*** Records for this exercise ***

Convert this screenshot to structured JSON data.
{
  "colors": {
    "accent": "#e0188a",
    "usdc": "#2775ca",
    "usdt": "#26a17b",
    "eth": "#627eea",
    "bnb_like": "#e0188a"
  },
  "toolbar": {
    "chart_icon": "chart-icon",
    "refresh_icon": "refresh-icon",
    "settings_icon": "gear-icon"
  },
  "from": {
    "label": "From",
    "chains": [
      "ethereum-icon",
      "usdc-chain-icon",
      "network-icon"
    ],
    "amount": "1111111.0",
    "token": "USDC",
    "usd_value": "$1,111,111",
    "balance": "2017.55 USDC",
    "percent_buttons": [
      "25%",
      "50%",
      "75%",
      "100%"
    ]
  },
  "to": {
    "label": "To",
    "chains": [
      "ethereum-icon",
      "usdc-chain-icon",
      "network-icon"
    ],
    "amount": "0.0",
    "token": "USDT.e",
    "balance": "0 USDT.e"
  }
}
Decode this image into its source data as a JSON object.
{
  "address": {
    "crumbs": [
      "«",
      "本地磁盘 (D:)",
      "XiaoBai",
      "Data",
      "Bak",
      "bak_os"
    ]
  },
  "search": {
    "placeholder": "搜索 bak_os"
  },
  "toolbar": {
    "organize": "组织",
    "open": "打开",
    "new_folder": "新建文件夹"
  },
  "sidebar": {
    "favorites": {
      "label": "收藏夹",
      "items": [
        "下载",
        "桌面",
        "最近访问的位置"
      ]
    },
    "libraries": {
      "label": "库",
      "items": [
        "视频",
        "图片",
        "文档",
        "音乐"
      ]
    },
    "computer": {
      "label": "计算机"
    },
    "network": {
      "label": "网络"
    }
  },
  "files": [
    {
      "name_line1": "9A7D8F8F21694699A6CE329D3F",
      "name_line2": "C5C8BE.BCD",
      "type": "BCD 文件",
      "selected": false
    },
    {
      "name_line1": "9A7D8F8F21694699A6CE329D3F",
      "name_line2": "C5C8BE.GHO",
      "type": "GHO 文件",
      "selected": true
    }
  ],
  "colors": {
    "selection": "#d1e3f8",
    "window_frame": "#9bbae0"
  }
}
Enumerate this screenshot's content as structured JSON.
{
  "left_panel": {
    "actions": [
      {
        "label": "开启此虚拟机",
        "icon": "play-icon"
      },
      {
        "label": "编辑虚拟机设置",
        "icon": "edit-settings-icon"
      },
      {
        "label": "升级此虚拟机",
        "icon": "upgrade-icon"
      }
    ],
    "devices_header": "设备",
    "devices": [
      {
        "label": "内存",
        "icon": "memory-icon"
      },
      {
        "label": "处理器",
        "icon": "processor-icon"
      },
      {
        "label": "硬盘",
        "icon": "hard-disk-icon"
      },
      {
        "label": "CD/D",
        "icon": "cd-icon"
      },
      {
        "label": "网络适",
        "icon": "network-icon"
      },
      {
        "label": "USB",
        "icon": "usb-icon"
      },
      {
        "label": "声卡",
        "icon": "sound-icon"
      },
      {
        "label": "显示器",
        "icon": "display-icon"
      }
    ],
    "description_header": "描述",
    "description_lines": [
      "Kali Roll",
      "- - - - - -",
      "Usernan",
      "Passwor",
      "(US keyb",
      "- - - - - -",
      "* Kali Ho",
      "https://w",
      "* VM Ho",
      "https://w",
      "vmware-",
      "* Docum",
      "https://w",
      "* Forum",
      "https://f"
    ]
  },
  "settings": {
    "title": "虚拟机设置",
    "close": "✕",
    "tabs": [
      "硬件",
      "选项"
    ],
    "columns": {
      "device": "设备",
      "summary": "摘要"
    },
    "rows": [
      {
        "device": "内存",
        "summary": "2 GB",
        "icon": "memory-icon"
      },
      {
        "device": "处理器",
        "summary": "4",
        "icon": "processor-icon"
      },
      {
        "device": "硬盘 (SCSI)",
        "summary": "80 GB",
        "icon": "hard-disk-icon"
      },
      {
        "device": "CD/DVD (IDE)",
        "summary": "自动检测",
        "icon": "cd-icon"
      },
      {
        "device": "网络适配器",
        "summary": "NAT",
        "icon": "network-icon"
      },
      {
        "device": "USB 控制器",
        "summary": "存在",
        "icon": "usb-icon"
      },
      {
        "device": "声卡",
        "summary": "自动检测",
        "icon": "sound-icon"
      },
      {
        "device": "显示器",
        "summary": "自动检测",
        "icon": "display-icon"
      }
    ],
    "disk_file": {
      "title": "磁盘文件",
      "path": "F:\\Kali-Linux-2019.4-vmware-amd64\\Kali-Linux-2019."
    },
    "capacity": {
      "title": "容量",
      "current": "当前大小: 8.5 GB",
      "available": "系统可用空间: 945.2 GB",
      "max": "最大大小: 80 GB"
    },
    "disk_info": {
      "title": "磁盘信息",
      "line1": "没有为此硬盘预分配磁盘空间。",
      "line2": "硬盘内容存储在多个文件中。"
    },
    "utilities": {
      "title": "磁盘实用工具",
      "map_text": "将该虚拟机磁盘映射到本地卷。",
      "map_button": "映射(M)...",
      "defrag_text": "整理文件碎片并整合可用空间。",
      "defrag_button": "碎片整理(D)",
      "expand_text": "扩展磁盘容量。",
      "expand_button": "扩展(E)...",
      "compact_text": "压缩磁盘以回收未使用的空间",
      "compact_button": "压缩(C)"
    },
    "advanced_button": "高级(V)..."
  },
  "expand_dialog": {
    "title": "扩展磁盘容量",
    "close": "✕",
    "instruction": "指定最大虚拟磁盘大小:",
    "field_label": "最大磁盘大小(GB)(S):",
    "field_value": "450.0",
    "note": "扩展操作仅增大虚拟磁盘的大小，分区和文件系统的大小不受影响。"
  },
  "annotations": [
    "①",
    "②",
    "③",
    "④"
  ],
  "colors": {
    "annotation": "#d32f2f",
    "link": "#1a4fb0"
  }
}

***

● Task requirements
Go through the records above and retype each one exactly.

● Solution
Convert this screenshot to structured JSON data.
{
  "colors": {
    "accent": "#e0188a",
    "usdc": "#2775ca",
    "usdt": "#26a17b",
    "eth": "#627eea",
    "bnb_like": "#e0188a"
  },
  "toolbar": {
    "chart_icon": "chart-icon",
    "refresh_icon": "refresh-icon",
    "settings_icon": "gear-icon"
  },
  "from": {
    "label": "From",
    "chains": [
      "ethereum-icon",
      "usdc-chain-icon",
      "network-icon"
    ],
    "amount": "1111111.0",
    "token": "USDC",
    "usd_value": "$1,111,111",
    "balance": "2017.55 USDC",
    "percent_buttons": [
      "25%",
      "50%",
      "75%",
      "100%"
    ]
  },
  "to": {
    "label": "To",
    "chains": [
      "ethereum-icon",
      "usdc-chain-icon",
      "network-icon"
    ],
    "amount": "0.0",
    "token": "USDT.e",
    "balance": "0 USDT.e"
  }
}
Decode this image into its source data as a JSON object.
{
  "address": {
    "crumbs": [
      "«",
      "本地磁盘 (D:)",
      "XiaoBai",
      "Data",
      "Bak",
      "bak_os"
    ]
  },
  "search": {
    "placeholder": "搜索 bak_os"
  },
  "toolbar": {
    "organize": "组织",
    "open": "打开",
    "new_folder": "新建文件夹"
  },
  "sidebar": {
    "favorites": {
      "label": "收藏夹",
      "items": [
        "下载",
        "桌面",
        "最近访问的位置"
      ]
    },
    "libraries": {
      "label": "库",
      "items": [
        "视频",
        "图片",
        "文档",
        "音乐"
      ]
    },
    "computer": {
      "label": "计算机"
    },
    "network": {
      "label": "网络"
    }
  },
  "files": [
    {
      "name_line1": "9A7D8F8F21694699A6CE329D3F",
      "name_line2": "C5C8BE.BCD",
      "type": "BCD 文件",
      "selected": false
    },
    {
      "name_line1": "9A7D8F8F21694699A6CE329D3F",
      "name_line2": "C5C8BE.GHO",
      "type": "GHO 文件",
      "selected": true
    }
  ],
  "colors": {
    "selection": "#d1e3f8",
    "window_frame": "#9bbae0"
  }
}
Enumerate this screenshot's content as structured JSON.
{
  "left_panel": {
    "actions": [
      {
        "label": "开启此虚拟机",
        "icon": "play-icon"
      },
      {
        "label": "编辑虚拟机设置",
        "icon": "edit-settings-icon"
      },
      {
        "label": "升级此虚拟机",
        "icon": "upgrade-icon"
      }
    ],
    "devices_header": "设备",
    "devices": [
      {
        "label": "内存",
        "icon": "memory-icon"
      },
      {
        "label": "处理器",
        "icon": "processor-icon"
      },
      {
        "label": "硬盘",
        "icon": "hard-disk-icon"
      },
      {
        "label": "CD/D",
        "icon": "cd-icon"
      },
      {
        "label": "网络适",
        "icon": "network-icon"
      },
      {
        "label": "USB",
        "icon": "usb-icon"
      },
      {
        "label": "声卡",
        "icon": "sound-icon"
      },
      {
        "label": "显示器",
        "icon": "display-icon"
      }
    ],
    "description_header": "描述",
    "description_lines": [
      "Kali Roll",
      "- - - - - -",
      "Usernan",
      "Passwor",
      "(US keyb",
      "- - - - - -",
      "* Kali Ho",
      "https://w",
      "* VM Ho",
      "https://w",
      "vmware-",
      "* Docum",
      "https://w",
      "* Forum",
      "https://f"
    ]
  },
  "settings": {
    "title": "虚拟机设置",
    "close": "✕",
    "tabs": [
      "硬件",
      "选项"
    ],
    "columns": {
      "device": "设备",
      "summary": "摘要"
    },
    "rows": [
      {
        "device": "内存",
        "summary": "2 GB",
        "icon": "memory-icon"
      },
      {
        "device": "处理器",
        "summary": "4",
        "icon": "processor-icon"
      },
      {
        "device": "硬盘 (SCSI)",
        "summary": "80 GB",
        "icon": "hard-disk-icon"
      },
      {
        "device": "CD/DVD (IDE)",
        "summary": "自动检测",
        "icon": "cd-icon"
      },
      {
        "device": "网络适配器",
        "summary": "NAT",
        "icon": "network-icon"
      },
      {
        "device": "USB 控制器",
        "summary": "存在",
        "icon": "usb-icon"
      },
      {
        "device": "声卡",
        "summary": "自动检测",
        "icon": "sound-icon"
      },
      {
        "device": "显示器",
        "summary": "自动检测",
        "icon": "display-icon"
      }
    ],
    "disk_file": {
      "title": "磁盘文件",
      "path": "F:\\Kali-Linux-2019.4-vmware-amd64\\Kali-Linux-2019."
    },
    "capacity": {
      "title": "容量",
      "current": "当前大小: 8.5 GB",
      "available": "系统可用空间: 945.2 GB",
      "max": "最大大小: 80 GB"
    },
    "disk_info": {
      "title": "磁盘信息",
      "line1": "没有为此硬盘预分配磁盘空间。",
      "line2": "硬盘内容存储在多个文件中。"
    },
    "utilities": {
      "title": "磁盘实用工具",
      "map_text": "将该虚拟机磁盘映射到本地卷。",
      "map_button": "映射(M)...",
      "defrag_text": "整理文件碎片并整合可用空间。",
      "defrag_button": "碎片整理(D)",
      "expand_text": "扩展磁盘容量。",
      "expand_button": "扩展(E)...",
      "compact_text": "压缩磁盘以回收未使用的空间",
      "compact_button": "压缩(C)"
    },
    "advanced_button": "高级(V)..."
  },
  "expand_dialog": {
    "title": "扩展磁盘容量",
    "close": "✕",
    "instruction": "指定最大虚拟磁盘大小:",
    "field_label": "最大磁盘大小(GB)(S):",
    "field_value": "450.0",
    "note": "扩展操作仅增大虚拟磁盘的大小，分区和文件系统的大小不受影响。"
  },
  "annotations": [
    "①",
    "②",
    "③",
    "④"
  ],
  "colors": {
    "annotation": "#d32f2f",
    "link": "#1a4fb0"
  }
}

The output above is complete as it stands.